**Task description**
From the listing below, count the lines where the string "designs" occurs. Give the number, with no other words.

[Data excerpts]
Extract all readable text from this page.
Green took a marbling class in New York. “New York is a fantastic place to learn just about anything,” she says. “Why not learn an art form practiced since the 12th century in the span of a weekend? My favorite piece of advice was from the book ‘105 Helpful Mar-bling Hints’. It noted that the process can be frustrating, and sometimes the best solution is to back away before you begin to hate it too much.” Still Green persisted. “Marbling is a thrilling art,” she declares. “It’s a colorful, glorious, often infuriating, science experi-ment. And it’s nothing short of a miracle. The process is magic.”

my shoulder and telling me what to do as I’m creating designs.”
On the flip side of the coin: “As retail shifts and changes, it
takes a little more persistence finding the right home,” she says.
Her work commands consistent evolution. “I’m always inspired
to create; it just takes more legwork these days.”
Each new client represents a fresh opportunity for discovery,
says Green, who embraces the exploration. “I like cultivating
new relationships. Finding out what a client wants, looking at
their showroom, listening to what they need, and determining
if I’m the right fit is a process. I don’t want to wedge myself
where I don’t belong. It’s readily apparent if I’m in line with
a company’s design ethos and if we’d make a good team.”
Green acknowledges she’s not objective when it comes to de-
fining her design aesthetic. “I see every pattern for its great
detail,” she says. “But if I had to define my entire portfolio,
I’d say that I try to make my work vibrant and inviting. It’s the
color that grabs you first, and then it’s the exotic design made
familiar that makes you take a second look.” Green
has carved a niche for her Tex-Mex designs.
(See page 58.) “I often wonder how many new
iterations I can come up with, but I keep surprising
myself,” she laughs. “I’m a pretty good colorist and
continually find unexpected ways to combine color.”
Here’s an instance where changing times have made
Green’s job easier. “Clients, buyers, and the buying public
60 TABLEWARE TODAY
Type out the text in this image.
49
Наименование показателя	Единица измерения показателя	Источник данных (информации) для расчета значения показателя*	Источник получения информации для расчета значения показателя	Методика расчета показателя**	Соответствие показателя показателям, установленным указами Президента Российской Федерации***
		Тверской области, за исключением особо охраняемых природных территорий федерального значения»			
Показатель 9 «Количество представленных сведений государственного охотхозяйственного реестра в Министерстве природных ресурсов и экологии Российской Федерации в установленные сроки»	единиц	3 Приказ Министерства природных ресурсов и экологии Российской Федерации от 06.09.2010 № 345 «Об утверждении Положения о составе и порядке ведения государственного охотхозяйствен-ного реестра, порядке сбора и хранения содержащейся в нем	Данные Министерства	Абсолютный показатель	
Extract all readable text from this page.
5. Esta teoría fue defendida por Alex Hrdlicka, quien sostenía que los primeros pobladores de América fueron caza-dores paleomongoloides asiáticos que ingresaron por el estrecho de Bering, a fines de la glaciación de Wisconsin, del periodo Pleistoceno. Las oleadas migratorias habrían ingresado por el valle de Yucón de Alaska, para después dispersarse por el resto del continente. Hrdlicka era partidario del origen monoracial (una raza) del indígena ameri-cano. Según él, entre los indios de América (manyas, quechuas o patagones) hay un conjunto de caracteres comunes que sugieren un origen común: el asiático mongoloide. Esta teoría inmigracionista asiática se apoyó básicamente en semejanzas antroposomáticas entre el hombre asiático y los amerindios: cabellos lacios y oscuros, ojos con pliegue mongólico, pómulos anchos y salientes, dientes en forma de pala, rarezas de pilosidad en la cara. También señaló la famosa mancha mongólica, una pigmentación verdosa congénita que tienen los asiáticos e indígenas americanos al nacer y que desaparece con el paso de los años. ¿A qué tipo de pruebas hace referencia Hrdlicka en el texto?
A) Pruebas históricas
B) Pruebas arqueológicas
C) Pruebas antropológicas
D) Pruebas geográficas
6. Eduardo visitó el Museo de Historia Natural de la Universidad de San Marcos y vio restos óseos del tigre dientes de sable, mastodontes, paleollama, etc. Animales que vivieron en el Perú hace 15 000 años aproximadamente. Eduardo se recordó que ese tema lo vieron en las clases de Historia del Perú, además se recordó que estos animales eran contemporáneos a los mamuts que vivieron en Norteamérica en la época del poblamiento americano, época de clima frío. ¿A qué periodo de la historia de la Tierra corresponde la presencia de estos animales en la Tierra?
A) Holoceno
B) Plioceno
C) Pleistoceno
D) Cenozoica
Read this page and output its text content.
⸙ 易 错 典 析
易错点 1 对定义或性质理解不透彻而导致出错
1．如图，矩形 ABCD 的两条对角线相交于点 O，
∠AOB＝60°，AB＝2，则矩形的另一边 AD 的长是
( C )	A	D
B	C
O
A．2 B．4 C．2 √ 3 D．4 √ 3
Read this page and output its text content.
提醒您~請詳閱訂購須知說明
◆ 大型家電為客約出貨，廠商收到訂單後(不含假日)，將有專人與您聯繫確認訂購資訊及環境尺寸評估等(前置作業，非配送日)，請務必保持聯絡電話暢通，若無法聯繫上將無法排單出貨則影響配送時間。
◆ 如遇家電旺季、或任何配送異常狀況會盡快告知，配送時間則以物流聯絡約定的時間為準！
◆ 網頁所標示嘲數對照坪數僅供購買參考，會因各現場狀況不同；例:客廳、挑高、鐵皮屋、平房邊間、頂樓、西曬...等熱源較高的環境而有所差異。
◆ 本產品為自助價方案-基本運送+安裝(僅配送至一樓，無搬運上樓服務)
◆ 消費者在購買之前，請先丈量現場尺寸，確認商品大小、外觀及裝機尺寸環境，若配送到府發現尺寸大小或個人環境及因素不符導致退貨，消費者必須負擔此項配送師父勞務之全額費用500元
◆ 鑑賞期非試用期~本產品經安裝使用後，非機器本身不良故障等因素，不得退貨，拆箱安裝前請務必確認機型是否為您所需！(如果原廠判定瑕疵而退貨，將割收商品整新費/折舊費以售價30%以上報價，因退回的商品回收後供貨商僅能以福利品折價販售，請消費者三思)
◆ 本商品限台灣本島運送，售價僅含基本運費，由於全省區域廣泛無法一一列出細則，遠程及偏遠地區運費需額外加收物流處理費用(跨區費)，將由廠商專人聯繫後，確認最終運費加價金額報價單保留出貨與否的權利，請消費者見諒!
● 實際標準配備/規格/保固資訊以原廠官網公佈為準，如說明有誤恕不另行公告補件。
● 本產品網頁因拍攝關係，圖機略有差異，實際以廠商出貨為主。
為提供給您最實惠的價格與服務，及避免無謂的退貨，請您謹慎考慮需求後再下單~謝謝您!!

**Expected output**
2